» Supplied records:
■ ■ ■ ■ ■
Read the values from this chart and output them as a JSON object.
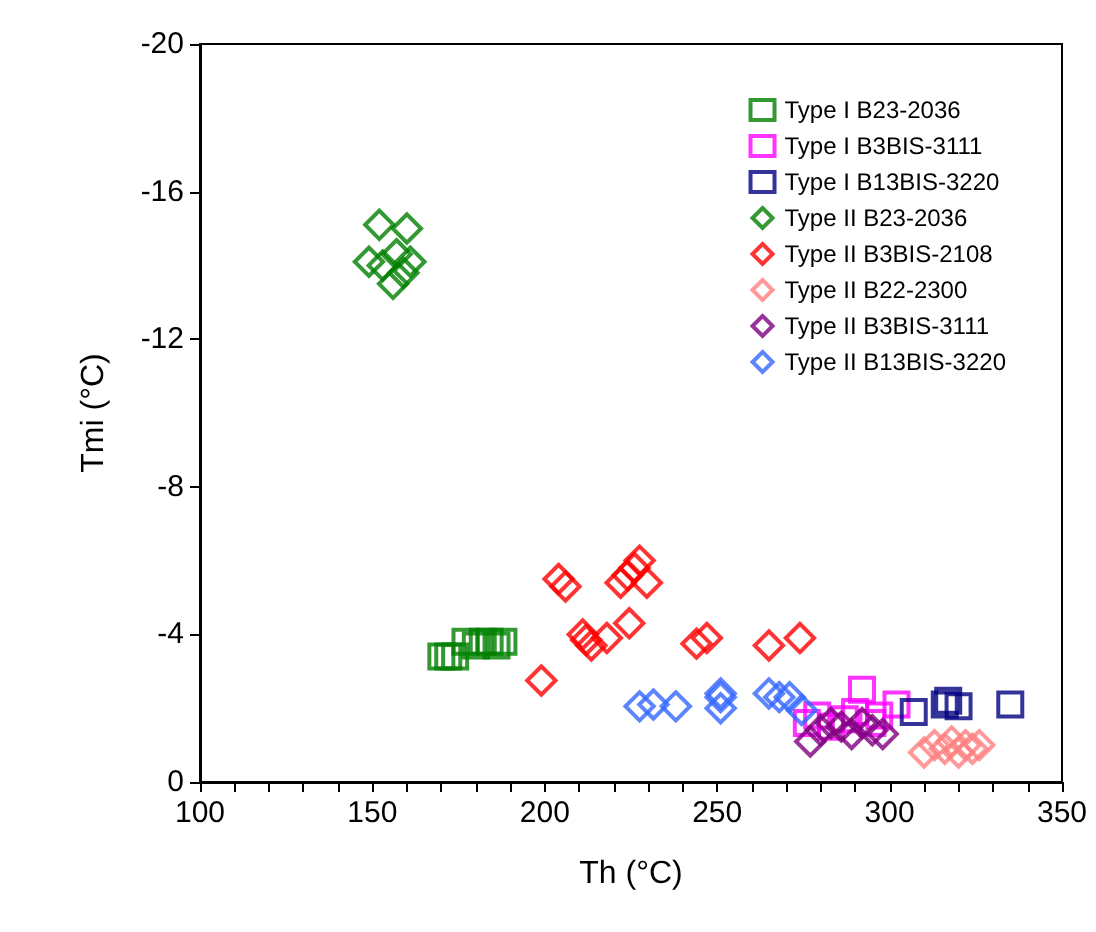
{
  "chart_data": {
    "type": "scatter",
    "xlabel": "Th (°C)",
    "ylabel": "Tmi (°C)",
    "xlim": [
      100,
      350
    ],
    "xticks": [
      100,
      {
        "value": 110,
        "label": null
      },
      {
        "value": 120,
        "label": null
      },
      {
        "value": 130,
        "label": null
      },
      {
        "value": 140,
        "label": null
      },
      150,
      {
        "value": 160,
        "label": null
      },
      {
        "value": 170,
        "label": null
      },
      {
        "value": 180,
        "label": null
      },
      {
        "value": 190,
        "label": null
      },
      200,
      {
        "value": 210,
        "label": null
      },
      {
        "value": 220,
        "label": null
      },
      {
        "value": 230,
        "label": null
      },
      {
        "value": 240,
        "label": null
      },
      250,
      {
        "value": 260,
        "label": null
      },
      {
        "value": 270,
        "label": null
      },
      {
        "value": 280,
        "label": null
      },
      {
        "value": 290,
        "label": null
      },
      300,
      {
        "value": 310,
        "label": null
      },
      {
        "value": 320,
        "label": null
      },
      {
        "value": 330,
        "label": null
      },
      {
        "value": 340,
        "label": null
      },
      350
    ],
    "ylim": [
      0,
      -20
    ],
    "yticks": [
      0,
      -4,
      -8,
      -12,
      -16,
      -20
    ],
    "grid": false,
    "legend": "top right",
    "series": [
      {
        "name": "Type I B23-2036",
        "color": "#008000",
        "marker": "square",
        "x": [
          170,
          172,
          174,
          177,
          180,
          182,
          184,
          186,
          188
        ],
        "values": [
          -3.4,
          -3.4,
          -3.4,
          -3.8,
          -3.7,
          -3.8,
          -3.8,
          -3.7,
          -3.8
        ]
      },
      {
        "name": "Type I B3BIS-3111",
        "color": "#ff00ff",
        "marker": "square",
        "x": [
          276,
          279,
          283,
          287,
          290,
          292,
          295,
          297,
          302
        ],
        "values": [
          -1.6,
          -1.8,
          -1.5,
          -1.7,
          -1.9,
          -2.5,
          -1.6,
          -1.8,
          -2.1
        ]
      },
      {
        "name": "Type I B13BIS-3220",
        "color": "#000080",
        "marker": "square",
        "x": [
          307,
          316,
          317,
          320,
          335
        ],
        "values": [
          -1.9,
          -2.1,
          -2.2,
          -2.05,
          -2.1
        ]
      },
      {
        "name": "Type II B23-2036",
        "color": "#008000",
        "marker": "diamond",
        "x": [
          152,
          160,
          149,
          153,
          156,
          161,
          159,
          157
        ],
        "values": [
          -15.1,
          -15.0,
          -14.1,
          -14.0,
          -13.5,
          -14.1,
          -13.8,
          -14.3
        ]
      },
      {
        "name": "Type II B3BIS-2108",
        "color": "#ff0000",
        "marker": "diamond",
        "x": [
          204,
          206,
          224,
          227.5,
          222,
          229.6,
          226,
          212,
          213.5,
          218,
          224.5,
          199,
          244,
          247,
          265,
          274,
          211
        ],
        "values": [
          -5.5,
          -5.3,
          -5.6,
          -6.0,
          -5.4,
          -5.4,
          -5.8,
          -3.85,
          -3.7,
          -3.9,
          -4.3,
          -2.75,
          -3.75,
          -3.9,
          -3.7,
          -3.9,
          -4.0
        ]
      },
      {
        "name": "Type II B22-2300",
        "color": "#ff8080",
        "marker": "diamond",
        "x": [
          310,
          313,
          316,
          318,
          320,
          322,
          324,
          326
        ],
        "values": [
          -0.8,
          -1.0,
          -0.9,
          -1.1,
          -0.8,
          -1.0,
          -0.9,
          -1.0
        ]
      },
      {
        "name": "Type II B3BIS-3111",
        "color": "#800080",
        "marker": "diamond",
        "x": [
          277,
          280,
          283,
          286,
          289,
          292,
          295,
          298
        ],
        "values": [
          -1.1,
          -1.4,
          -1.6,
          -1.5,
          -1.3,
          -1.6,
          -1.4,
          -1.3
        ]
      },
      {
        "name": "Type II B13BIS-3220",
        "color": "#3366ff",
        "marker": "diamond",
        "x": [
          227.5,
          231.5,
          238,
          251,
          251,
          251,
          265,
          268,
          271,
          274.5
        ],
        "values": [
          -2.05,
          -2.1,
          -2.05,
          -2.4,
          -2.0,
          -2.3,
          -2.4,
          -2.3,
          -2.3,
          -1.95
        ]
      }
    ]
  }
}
■ ■ ■ ■ ■
» Written exercise: Locate the lines above that hold the word "name". Show every one of them.

» Finished exercise:
        "name": "Type I B23-2036",
        "name": "Type I B3BIS-3111",
        "name": "Type I B13BIS-3220",
        "name": "Type II B23-2036",
        "name": "Type II B3BIS-2108",
        "name": "Type II B22-2300",
        "name": "Type II B3BIS-3111",
        "name": "Type II B13BIS-3220",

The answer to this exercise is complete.